Entries with figure data
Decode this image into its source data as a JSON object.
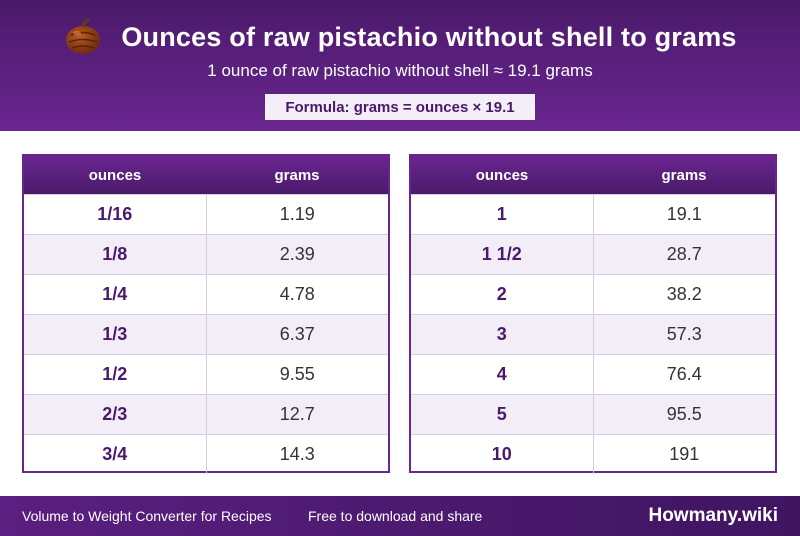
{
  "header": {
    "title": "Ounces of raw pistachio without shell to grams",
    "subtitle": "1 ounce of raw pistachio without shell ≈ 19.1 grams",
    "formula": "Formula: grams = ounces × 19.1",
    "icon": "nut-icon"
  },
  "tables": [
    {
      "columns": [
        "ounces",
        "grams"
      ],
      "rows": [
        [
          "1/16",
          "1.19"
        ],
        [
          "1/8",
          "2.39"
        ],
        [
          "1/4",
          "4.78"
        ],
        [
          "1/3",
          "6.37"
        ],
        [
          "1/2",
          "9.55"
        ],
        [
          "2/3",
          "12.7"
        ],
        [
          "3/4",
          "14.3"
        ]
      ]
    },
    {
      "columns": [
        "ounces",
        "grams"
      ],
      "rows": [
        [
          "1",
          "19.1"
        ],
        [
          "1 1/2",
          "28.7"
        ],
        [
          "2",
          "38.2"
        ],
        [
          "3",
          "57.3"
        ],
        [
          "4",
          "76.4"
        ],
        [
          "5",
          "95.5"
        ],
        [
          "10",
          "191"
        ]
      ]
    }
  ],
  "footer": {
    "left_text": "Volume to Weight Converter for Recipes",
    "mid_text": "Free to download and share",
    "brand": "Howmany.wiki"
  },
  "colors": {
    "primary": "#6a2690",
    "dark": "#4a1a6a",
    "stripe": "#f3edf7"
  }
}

Exercise details – Exclude every picture and copy the remaining data exactly.

Response to the task –
Decode this image into its source data as a JSON object.
{
  "header": {
    "title": "Ounces of raw pistachio without shell to grams",
    "subtitle": "1 ounce of raw pistachio without shell ≈ 19.1 grams",
    "formula": "Formula: grams = ounces × 19.1",
    "icon": "nut-icon"
  },
  "tables": [
    {
      "columns": [
        "ounces",
        "grams"
      ],
      "rows": [
        [
          "1/16",
          "1.19"
        ],
        [
          "1/8",
          "2.39"
        ],
        [
          "1/4",
          "4.78"
        ],
        [
          "1/3",
          "6.37"
        ],
        [
          "1/2",
          "9.55"
        ],
        [
          "2/3",
          "12.7"
        ],
        [
          "3/4",
          "14.3"
        ]
      ]
    },
    {
      "columns": [
        "ounces",
        "grams"
      ],
      "rows": [
        [
          "1",
          "19.1"
        ],
        [
          "1 1/2",
          "28.7"
        ],
        [
          "2",
          "38.2"
        ],
        [
          "3",
          "57.3"
        ],
        [
          "4",
          "76.4"
        ],
        [
          "5",
          "95.5"
        ],
        [
          "10",
          "191"
        ]
      ]
    }
  ],
  "footer": {
    "left_text": "Volume to Weight Converter for Recipes",
    "mid_text": "Free to download and share",
    "brand": "Howmany.wiki"
  },
  "colors": {
    "primary": "#6a2690",
    "dark": "#4a1a6a",
    "stripe": "#f3edf7"
  }
}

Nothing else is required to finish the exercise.